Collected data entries
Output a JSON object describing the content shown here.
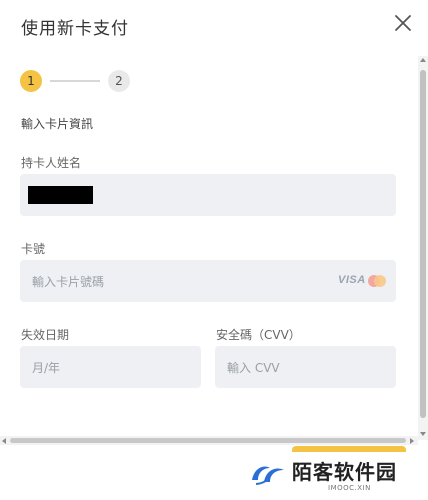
{
  "dialog": {
    "title": "使用新卡支付",
    "close_icon": "close-icon"
  },
  "stepper": {
    "steps": [
      {
        "label": "1",
        "state": "active"
      },
      {
        "label": "2",
        "state": "inactive"
      }
    ],
    "active_color": "#f5c343"
  },
  "form": {
    "section_title": "輸入卡片資訊",
    "cardholder": {
      "label": "持卡人姓名",
      "value": ""
    },
    "card_number": {
      "label": "卡號",
      "placeholder": "輸入卡片號碼",
      "brands": [
        "VISA",
        "mastercard-icon"
      ]
    },
    "expiry": {
      "label": "失效日期",
      "placeholder": "月/年"
    },
    "cvv": {
      "label": "安全碼（CVV）",
      "placeholder": "輸入 CVV"
    }
  },
  "watermark": {
    "text": "陌客软件园",
    "sub": "IMOOC.XIN"
  }
}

* [AIM OF THE EXERCISE]:
Reproduce the material above in full, exactly, with no images.

* [RESPONSE]:
Output a JSON object describing the content shown here.
{
  "dialog": {
    "title": "使用新卡支付",
    "close_icon": "close-icon"
  },
  "stepper": {
    "steps": [
      {
        "label": "1",
        "state": "active"
      },
      {
        "label": "2",
        "state": "inactive"
      }
    ],
    "active_color": "#f5c343"
  },
  "form": {
    "section_title": "輸入卡片資訊",
    "cardholder": {
      "label": "持卡人姓名",
      "value": ""
    },
    "card_number": {
      "label": "卡號",
      "placeholder": "輸入卡片號碼",
      "brands": [
        "VISA",
        "mastercard-icon"
      ]
    },
    "expiry": {
      "label": "失效日期",
      "placeholder": "月/年"
    },
    "cvv": {
      "label": "安全碼（CVV）",
      "placeholder": "輸入 CVV"
    }
  },
  "watermark": {
    "text": "陌客软件园",
    "sub": "IMOOC.XIN"
  }
}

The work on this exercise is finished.